Task material
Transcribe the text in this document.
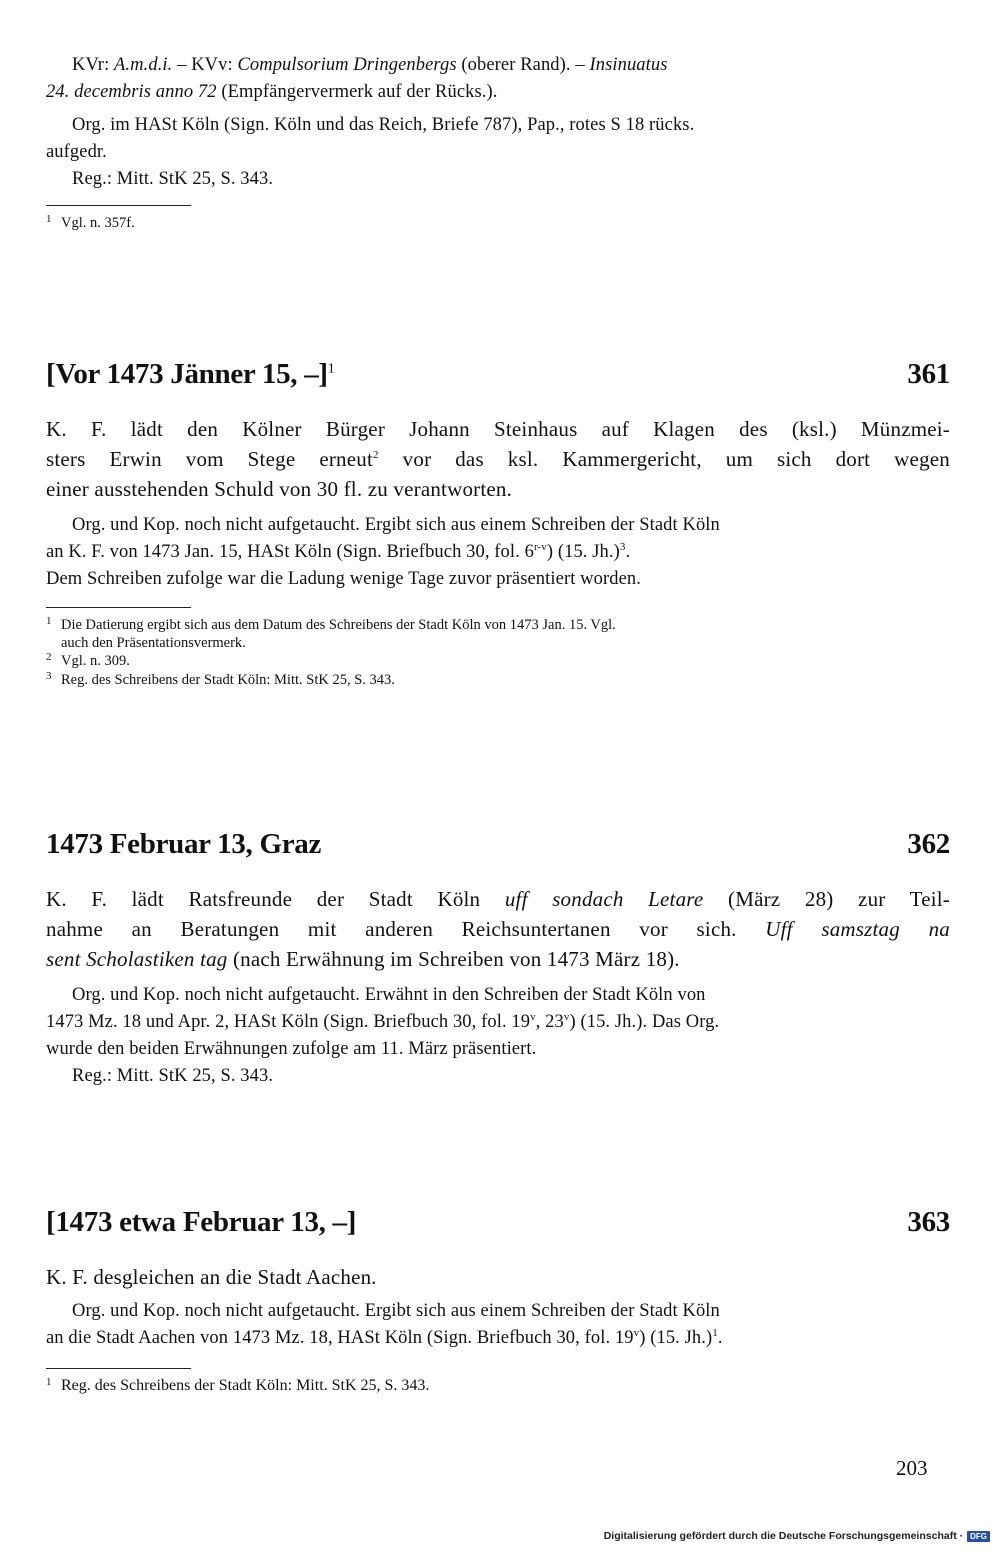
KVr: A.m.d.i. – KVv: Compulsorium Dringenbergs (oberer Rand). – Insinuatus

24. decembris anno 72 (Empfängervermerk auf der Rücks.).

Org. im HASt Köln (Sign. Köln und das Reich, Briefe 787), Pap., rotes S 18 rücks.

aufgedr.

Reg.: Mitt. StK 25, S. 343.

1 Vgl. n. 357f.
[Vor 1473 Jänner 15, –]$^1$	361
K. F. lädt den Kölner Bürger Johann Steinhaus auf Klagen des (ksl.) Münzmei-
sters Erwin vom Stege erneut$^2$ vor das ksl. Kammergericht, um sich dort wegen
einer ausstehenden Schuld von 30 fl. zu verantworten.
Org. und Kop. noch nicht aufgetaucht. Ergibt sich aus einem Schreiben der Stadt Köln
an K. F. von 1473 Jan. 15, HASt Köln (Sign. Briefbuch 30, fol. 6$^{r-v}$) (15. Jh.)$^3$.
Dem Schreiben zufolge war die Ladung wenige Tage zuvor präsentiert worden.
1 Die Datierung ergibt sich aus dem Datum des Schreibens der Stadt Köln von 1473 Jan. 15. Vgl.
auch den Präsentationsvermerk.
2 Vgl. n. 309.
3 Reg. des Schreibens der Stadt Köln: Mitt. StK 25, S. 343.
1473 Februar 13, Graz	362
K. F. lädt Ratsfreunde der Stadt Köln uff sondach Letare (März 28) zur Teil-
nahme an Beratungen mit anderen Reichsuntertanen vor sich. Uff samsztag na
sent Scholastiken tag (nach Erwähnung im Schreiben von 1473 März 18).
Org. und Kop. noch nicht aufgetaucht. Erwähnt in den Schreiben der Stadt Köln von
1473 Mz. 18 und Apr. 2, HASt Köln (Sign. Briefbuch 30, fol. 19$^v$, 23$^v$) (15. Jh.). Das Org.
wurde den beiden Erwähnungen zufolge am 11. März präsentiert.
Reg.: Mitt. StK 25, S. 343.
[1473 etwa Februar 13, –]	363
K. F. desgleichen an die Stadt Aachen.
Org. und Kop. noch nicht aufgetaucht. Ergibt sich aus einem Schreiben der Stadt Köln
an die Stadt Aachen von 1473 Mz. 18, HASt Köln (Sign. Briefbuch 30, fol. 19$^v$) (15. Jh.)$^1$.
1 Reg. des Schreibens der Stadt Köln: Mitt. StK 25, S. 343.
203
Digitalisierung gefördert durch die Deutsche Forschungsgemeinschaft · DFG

What you have to do
Return all lines containing "Schreibens".

Output for this exercise
1 Die Datierung ergibt sich aus dem Datum des Schreibens der Stadt Köln von 1473 Jan. 15. Vgl.
3 Reg. des Schreibens der Stadt Köln: Mitt. StK 25, S. 343.
1 Reg. des Schreibens der Stadt Köln: Mitt. StK 25, S. 343.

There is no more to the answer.